STATED GOAL: Give, as a bare number, the count of lines that contain the word "Cadarso".
++++ GIVEN RECORDS ++++
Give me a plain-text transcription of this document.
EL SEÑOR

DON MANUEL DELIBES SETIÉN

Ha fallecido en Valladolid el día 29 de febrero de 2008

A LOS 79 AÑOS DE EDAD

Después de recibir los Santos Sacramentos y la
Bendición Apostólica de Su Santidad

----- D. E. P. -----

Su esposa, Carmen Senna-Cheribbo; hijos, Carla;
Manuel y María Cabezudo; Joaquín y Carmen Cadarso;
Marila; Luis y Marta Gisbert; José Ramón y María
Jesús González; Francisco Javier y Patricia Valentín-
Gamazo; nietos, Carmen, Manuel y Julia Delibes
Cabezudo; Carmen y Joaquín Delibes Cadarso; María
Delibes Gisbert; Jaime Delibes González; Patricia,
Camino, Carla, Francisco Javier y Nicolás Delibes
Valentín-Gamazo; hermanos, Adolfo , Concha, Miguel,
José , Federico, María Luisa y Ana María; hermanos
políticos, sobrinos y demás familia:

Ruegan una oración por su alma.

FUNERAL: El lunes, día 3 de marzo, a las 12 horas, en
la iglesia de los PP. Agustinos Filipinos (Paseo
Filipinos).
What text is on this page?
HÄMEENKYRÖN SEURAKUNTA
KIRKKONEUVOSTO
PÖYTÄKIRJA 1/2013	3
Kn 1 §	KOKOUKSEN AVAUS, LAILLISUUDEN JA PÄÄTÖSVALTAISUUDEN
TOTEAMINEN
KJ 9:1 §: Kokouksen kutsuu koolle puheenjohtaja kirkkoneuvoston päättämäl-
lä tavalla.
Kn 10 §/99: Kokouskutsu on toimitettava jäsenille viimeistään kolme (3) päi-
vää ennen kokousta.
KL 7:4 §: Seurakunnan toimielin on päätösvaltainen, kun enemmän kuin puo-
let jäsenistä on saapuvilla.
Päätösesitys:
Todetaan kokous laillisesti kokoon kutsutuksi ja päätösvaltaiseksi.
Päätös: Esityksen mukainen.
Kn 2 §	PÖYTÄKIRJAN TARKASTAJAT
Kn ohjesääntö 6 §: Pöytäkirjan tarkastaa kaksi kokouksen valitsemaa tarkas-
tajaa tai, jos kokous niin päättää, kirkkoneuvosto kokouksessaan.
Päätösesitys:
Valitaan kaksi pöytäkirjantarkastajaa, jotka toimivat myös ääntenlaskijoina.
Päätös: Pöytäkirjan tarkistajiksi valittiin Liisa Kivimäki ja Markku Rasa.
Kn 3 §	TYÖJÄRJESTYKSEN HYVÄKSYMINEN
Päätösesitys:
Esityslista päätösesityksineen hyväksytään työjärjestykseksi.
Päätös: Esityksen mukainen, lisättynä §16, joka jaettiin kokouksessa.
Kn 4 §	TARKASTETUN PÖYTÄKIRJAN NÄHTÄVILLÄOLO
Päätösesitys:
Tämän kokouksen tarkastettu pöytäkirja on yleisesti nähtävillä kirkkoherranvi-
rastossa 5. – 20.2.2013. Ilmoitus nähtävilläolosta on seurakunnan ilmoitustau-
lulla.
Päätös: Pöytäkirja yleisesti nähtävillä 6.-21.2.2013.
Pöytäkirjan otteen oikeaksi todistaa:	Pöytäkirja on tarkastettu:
++++
FINISHED ANSWER: 2